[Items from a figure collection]
◇ ◇ ◇ ◇ ◇

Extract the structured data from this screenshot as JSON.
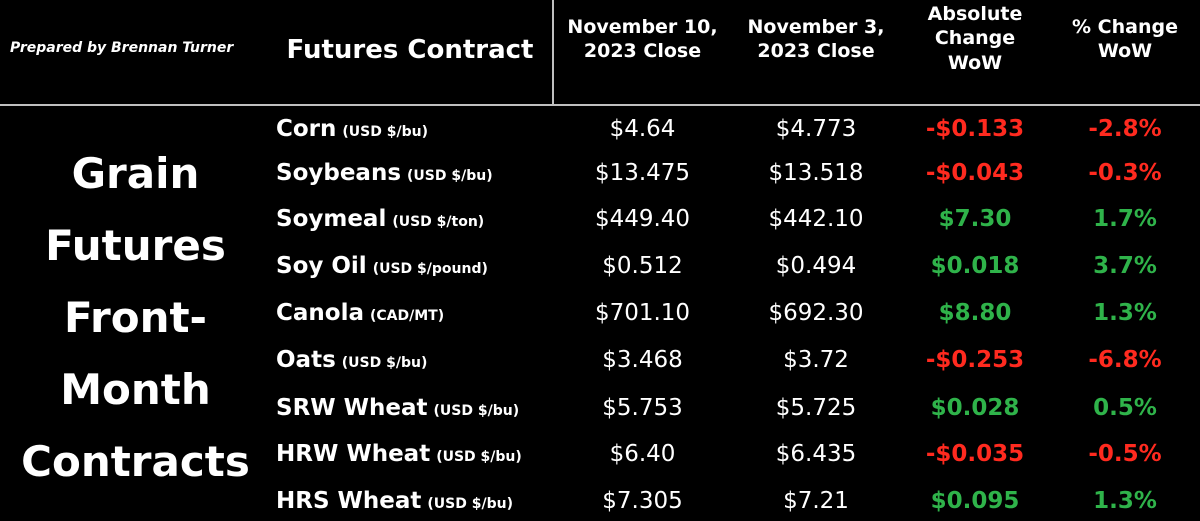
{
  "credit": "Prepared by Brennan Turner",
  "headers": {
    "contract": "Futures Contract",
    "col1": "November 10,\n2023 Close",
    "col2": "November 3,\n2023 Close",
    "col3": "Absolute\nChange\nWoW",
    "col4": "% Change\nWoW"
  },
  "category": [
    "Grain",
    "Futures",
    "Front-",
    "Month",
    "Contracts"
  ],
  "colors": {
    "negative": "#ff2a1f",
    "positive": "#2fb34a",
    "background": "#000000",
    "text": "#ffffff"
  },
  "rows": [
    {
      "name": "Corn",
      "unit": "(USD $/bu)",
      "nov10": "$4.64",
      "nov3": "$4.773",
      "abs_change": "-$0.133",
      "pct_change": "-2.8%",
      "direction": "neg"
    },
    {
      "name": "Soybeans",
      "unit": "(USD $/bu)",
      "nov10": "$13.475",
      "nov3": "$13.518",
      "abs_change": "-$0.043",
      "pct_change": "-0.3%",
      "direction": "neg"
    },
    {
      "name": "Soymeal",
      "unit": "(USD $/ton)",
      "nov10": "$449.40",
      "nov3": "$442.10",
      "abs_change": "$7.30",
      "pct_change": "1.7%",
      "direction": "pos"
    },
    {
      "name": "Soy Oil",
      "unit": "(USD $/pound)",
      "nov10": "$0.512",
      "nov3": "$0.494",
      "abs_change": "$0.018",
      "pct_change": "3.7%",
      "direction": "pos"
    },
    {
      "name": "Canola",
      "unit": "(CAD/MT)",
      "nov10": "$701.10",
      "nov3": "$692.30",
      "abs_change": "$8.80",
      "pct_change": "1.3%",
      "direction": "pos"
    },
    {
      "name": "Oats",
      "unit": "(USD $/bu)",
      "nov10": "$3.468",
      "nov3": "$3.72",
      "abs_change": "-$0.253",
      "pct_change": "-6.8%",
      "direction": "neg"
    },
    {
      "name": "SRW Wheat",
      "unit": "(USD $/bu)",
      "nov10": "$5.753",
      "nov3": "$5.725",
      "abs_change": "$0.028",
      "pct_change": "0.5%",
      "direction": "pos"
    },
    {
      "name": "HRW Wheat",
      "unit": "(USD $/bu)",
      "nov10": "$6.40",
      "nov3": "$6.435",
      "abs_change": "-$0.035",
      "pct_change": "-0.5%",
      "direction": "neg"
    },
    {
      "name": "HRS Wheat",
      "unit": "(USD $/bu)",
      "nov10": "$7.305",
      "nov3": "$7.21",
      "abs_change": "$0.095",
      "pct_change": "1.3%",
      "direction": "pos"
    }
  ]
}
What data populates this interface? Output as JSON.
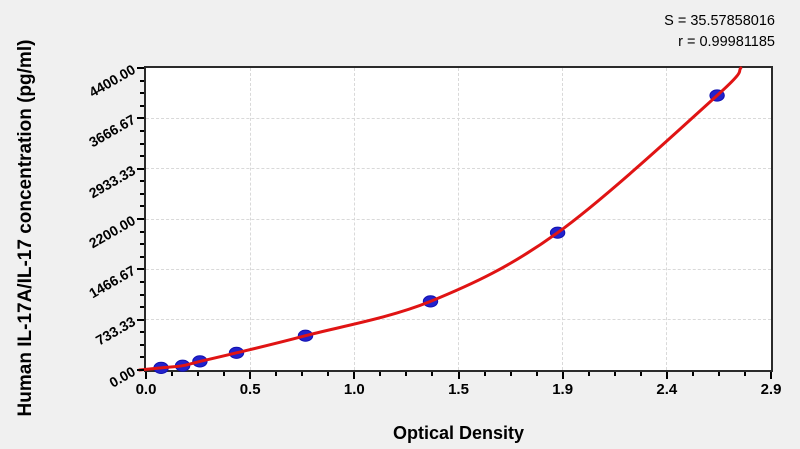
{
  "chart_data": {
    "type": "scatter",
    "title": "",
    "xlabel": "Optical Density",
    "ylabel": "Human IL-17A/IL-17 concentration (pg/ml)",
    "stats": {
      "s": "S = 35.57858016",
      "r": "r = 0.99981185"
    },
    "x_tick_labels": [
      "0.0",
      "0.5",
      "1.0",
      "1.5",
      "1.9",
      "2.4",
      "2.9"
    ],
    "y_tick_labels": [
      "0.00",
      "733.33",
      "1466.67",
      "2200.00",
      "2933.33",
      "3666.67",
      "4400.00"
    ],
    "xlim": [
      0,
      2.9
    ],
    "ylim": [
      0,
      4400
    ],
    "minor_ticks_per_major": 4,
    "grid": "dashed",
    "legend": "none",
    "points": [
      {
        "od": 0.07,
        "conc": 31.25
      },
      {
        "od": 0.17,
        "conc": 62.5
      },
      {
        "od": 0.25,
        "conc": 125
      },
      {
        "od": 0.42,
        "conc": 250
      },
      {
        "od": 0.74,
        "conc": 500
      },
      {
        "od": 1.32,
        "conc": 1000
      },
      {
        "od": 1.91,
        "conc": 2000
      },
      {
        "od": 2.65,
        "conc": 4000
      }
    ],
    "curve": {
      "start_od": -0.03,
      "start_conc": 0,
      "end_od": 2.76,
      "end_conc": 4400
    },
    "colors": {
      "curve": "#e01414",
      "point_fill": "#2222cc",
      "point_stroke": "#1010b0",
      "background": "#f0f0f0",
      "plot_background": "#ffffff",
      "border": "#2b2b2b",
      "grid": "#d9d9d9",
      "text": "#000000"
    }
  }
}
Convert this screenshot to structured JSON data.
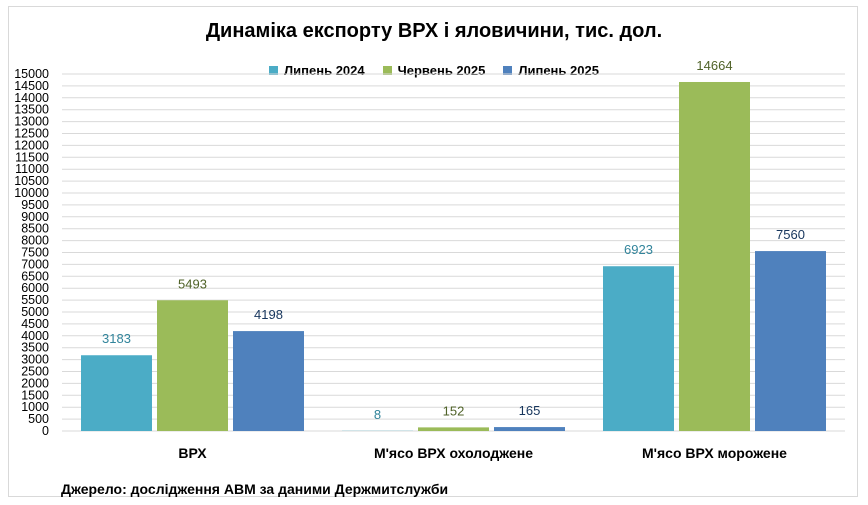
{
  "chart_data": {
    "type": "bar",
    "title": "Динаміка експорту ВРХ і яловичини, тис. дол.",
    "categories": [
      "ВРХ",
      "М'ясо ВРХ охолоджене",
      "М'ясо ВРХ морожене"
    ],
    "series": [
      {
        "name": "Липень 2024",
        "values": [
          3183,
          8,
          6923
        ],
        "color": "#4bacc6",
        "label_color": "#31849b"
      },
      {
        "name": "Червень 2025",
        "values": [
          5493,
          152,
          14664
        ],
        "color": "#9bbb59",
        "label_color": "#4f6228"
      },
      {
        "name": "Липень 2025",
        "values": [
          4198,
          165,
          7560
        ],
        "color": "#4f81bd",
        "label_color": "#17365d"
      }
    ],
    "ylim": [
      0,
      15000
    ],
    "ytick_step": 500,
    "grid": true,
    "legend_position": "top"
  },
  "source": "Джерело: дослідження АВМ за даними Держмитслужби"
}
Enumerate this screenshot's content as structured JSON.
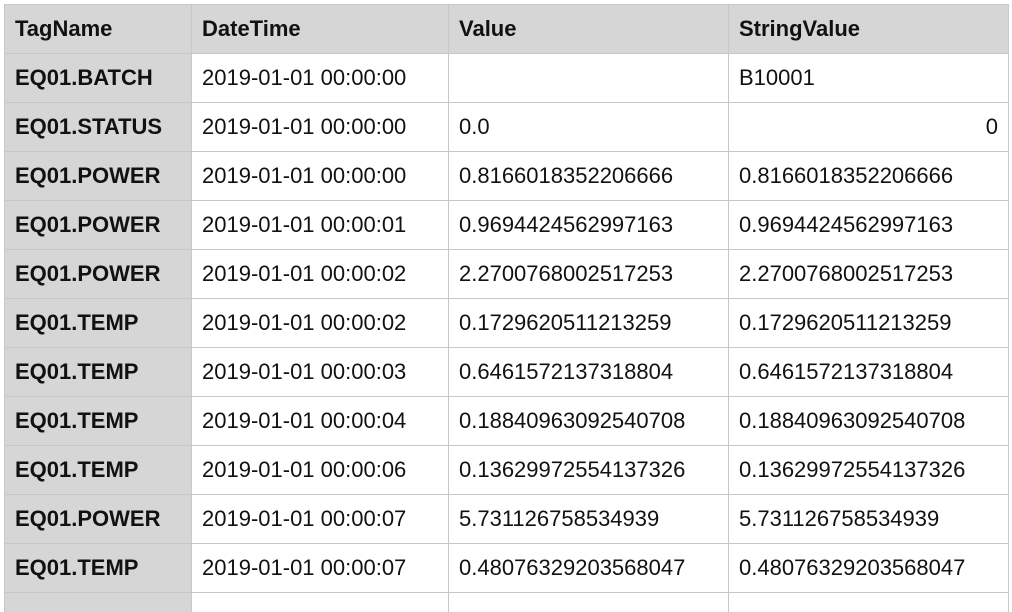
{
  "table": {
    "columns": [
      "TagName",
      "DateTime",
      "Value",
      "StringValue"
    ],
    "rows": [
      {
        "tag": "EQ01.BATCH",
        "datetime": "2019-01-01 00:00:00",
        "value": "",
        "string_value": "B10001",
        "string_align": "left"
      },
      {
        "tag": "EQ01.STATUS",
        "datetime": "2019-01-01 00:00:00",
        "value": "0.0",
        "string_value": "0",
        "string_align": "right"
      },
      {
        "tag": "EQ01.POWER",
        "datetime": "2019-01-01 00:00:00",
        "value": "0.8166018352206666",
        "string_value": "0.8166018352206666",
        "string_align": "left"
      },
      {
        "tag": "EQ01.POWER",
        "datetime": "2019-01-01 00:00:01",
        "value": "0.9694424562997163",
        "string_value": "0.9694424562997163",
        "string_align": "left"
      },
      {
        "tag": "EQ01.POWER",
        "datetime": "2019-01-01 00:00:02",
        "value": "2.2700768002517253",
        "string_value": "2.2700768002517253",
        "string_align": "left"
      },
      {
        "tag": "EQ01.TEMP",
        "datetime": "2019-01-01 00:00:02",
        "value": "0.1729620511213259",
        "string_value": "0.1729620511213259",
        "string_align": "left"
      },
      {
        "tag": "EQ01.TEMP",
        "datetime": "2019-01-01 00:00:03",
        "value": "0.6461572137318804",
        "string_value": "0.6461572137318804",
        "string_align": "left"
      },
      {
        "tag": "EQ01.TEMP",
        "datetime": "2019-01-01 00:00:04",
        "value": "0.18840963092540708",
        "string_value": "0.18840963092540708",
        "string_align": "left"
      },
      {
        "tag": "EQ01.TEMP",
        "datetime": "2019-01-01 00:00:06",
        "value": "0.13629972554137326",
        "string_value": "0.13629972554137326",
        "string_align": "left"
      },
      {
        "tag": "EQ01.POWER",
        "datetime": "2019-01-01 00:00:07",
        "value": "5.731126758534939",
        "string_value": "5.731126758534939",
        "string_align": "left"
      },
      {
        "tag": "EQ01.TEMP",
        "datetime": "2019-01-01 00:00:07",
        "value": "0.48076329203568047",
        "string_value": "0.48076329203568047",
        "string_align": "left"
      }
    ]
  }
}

◇ ◇ ◇ ◇ ◇

Return every line above in which the string "November" occurs.

▶ **Output for this task**
    "col1": "November 10,\n2023 Close",
    "col2": "November 3,\n2023 Close",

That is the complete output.